Text passage
+---+

Wednesday, 29.3.2017

Five Minutes with...Chef Vicky Cheng

[06/01/16] 

Acclaimed Hong Kong-born chef Vicky Cheng has teamed up with mixology maestro Antonio Lai to create VEA, an innovative open-kitchen concept that pairs fine-dining with imaginative cocktails. He talks to NecesCity about the challenges of cocktail and food pairing, his culinary influences, and the difficulties of incorporating cod fish sperm into his dishes.

How did you discover your passion for cooking? Do you come from a culinary family?
At the very young age of 12, I knew I was interested in cooking. Instead of cartoons, I found myself watching cooking shows. Then two years later, an opportunity came up for me to work in a restaurant, and so I did. My family were all great home cooks; my uncle used to be a Chinese dim sum master, but stopped cooking a long, long time ago, so I wouldn’t say I came from a culinary family background

 

What inspired you to team up with mixologist Antonio Lai to create VEA?
I wanted to build something different in Hong Kong; I wanted to have something that was going to make a difference, and to aim for the best. Having cocktail pairing in a fine dining establishment is not something often seen in Hong Kong so we both knew it was going to be a challenge.

 

Your new concept resembles a fine-dining private kitchen that’s gone legit. Who is the perfect VEA diner?
Guests who appreciate fine food, fine wines, and creative cocktails. We try our best to be very personal. I didn’t build VEA to be a stuffy restaurant with uptight servers; I built it so our guests can feel that we care, and that we spend time thinking how we can make their next three hours with us the most comfortable.

 

How difficult has it been to create the cocktail pairing menu?
It definitely is a challenge, unlike wine pairing, which can be a little more forgiving. Cocktails can be very good or they can be a disaster. Having Antonio, one of the best mixologists in the world, is a plus as he can make amazing drinks, but the challenge here is to make an amazing drink that compliments my food. Whenever I create a dish, I will give Antonio 2-3 ingredients that I know could be incorporated into the dish. The result is he is forced to restrict his flavors around those ingredients, so it’s definitely a challenge.

 

What do you consider is the most challenging dish on the current VEA menu? Do you have a favourite?

+---+

Records from a data source:
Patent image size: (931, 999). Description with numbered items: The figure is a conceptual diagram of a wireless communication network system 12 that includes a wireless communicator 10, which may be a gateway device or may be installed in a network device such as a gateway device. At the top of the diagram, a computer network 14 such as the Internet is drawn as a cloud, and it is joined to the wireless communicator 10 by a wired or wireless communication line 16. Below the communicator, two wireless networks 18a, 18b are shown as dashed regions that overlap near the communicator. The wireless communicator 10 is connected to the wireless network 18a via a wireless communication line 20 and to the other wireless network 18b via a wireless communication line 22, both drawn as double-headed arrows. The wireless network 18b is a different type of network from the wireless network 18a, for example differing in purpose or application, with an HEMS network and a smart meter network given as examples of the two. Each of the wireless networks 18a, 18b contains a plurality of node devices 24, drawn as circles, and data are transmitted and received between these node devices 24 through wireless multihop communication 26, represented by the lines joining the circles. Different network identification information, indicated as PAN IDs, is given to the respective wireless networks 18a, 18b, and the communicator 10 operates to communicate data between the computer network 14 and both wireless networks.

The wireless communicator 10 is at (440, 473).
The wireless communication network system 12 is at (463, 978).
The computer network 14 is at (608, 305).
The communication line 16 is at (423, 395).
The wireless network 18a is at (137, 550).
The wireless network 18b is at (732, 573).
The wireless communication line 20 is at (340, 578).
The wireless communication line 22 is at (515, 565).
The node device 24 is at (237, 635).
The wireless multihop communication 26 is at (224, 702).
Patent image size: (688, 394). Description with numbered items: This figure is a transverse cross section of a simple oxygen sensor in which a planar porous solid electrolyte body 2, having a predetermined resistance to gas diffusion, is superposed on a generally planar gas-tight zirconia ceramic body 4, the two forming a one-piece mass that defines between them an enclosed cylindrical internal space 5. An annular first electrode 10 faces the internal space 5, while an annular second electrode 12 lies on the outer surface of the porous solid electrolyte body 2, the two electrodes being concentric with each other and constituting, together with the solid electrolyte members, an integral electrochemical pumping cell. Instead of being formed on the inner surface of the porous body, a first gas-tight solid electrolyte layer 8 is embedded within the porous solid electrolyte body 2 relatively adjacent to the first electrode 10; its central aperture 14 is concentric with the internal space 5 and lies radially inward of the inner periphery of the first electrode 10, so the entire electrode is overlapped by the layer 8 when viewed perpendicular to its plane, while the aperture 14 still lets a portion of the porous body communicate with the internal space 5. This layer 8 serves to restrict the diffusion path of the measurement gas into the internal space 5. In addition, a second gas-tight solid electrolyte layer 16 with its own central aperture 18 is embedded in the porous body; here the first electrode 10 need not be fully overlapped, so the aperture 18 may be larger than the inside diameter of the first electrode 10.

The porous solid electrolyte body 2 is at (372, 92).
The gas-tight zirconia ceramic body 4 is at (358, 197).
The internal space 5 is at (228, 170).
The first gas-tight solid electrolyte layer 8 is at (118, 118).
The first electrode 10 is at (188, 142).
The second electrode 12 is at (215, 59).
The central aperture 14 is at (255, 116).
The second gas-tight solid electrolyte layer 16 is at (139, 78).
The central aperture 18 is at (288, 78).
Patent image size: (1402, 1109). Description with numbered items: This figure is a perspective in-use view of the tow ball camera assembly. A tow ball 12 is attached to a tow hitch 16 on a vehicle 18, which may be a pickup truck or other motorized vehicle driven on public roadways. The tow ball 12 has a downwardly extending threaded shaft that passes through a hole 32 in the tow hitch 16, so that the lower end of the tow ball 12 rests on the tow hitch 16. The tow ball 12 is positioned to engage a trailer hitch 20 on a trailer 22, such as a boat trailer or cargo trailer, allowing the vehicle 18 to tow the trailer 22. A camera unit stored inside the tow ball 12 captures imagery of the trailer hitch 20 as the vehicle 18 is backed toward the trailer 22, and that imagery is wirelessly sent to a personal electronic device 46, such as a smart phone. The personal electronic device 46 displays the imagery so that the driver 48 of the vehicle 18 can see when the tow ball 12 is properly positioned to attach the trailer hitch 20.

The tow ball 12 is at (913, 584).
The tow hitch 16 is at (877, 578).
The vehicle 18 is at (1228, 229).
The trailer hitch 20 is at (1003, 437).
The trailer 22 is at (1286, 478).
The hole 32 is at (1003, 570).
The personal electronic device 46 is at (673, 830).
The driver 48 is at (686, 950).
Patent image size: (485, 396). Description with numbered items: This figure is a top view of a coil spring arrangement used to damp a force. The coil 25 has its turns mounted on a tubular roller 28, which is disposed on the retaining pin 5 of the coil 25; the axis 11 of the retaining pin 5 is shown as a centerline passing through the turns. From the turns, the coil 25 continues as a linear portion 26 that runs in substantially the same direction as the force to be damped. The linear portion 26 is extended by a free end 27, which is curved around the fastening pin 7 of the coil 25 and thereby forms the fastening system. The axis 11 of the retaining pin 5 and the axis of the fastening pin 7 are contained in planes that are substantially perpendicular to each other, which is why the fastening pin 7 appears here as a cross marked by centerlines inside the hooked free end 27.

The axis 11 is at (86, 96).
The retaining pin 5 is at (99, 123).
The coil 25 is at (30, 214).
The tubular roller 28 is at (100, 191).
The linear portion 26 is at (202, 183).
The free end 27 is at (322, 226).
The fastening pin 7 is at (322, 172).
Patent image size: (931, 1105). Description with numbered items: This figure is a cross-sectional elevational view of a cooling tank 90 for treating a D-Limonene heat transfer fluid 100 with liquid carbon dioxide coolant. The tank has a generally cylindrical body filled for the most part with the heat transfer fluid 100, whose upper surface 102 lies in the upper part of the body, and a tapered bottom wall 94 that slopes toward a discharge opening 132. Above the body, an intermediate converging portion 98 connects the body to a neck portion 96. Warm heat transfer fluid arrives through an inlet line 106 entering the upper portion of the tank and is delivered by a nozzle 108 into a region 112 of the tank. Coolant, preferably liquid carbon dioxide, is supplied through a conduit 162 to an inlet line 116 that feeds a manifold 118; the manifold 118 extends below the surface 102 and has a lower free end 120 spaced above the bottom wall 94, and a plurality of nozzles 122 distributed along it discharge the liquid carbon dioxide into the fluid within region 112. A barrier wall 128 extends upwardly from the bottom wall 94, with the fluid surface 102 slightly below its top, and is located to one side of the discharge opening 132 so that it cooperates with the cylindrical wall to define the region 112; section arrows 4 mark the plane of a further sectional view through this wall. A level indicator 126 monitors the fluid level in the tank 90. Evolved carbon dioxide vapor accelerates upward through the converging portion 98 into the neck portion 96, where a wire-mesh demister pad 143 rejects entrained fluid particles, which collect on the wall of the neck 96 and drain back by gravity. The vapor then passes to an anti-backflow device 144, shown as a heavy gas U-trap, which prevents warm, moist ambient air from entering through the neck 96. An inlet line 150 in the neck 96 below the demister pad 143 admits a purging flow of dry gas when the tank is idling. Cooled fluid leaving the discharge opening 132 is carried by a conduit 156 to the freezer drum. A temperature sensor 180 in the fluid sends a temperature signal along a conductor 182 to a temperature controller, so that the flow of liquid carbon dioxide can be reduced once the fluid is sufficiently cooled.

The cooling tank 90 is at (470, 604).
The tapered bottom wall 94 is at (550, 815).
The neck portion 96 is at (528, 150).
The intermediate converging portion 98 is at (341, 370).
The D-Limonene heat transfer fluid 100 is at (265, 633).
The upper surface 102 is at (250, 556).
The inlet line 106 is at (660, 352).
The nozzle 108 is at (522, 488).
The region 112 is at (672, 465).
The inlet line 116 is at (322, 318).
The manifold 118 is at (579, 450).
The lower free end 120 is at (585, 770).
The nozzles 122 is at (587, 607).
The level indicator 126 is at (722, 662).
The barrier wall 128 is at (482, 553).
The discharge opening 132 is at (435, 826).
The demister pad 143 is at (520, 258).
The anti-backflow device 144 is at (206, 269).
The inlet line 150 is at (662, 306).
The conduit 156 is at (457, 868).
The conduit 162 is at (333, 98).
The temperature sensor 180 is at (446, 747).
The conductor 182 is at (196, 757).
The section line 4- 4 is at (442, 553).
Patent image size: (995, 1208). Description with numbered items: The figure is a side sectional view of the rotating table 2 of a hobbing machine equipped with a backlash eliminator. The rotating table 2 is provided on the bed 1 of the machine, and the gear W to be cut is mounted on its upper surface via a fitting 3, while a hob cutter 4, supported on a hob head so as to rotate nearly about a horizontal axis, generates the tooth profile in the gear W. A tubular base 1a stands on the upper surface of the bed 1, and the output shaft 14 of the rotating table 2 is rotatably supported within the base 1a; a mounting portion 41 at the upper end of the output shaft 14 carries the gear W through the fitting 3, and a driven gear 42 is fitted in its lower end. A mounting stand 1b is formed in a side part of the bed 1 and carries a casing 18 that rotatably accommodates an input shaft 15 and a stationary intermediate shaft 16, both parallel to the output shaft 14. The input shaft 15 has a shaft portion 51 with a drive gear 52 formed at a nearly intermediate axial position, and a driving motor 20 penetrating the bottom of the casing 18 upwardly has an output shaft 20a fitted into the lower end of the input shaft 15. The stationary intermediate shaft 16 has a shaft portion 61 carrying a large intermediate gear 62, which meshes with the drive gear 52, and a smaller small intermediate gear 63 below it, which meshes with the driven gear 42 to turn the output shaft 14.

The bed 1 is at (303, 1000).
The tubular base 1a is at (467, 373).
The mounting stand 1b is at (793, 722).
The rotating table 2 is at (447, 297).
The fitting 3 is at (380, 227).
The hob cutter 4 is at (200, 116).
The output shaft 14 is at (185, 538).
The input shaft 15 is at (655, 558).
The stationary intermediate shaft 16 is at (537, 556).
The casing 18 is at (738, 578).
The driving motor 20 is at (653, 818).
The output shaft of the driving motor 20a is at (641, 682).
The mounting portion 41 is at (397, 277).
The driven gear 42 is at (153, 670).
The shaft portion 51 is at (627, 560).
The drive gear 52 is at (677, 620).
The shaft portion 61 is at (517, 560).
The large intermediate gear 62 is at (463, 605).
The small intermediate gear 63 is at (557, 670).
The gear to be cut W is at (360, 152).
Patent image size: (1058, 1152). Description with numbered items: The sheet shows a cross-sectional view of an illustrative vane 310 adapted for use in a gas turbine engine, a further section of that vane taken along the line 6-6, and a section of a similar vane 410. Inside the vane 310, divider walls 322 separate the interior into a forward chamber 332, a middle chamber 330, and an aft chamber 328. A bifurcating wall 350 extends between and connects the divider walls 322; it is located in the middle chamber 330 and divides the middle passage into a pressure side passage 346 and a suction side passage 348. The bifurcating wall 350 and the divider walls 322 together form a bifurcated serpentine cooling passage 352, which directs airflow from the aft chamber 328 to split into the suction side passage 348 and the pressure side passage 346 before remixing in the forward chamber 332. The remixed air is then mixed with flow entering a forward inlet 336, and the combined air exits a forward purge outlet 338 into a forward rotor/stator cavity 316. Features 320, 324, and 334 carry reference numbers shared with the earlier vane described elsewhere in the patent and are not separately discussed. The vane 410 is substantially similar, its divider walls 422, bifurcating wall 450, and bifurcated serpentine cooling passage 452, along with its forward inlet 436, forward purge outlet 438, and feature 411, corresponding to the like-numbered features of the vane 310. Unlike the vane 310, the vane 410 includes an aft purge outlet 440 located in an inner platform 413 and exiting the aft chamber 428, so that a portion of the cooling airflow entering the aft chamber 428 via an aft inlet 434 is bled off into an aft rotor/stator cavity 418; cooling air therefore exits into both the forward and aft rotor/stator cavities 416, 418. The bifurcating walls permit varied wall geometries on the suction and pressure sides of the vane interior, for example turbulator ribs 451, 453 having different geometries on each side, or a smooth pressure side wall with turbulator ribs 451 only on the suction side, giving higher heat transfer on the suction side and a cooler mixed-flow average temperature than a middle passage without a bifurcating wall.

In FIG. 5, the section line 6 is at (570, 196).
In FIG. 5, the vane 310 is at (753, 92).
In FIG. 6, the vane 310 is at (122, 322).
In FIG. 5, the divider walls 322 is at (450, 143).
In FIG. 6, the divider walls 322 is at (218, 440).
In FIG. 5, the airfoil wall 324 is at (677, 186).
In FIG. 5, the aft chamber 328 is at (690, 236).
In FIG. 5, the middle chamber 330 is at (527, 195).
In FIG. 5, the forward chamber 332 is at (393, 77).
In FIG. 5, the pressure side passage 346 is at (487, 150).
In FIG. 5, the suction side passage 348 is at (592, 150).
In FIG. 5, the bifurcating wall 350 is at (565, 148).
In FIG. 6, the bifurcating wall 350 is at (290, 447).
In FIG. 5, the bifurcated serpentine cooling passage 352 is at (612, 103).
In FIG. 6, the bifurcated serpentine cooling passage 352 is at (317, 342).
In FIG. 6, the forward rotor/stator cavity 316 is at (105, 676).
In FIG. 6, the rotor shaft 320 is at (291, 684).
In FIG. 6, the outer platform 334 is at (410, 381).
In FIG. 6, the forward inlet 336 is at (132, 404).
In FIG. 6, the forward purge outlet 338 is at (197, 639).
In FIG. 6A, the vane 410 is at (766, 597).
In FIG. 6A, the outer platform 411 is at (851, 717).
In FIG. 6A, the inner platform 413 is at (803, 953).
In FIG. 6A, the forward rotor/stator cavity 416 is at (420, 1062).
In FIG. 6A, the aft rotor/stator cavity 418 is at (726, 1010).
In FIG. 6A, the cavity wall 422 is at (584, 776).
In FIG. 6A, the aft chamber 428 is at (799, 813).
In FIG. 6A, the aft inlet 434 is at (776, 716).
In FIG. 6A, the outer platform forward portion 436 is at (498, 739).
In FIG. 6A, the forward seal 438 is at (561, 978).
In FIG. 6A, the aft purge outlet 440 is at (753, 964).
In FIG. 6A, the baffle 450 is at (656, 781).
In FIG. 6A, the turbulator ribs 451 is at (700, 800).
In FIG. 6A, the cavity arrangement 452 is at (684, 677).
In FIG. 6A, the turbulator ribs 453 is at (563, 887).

+---+

Revise the Vicky Cheng interview from "What inspired you" to "be a challenge.", changing "fine dining" to "high-end dining".

What inspired you to team up with mixologist Antonio Lai to create VEA?
I wanted to build something different in Hong Kong; I wanted to have something that was going to make a difference, and to aim for the best. Having cocktail pairing in a high-end dining establishment is not something often seen in Hong Kong so we both knew it was going to be a challenge.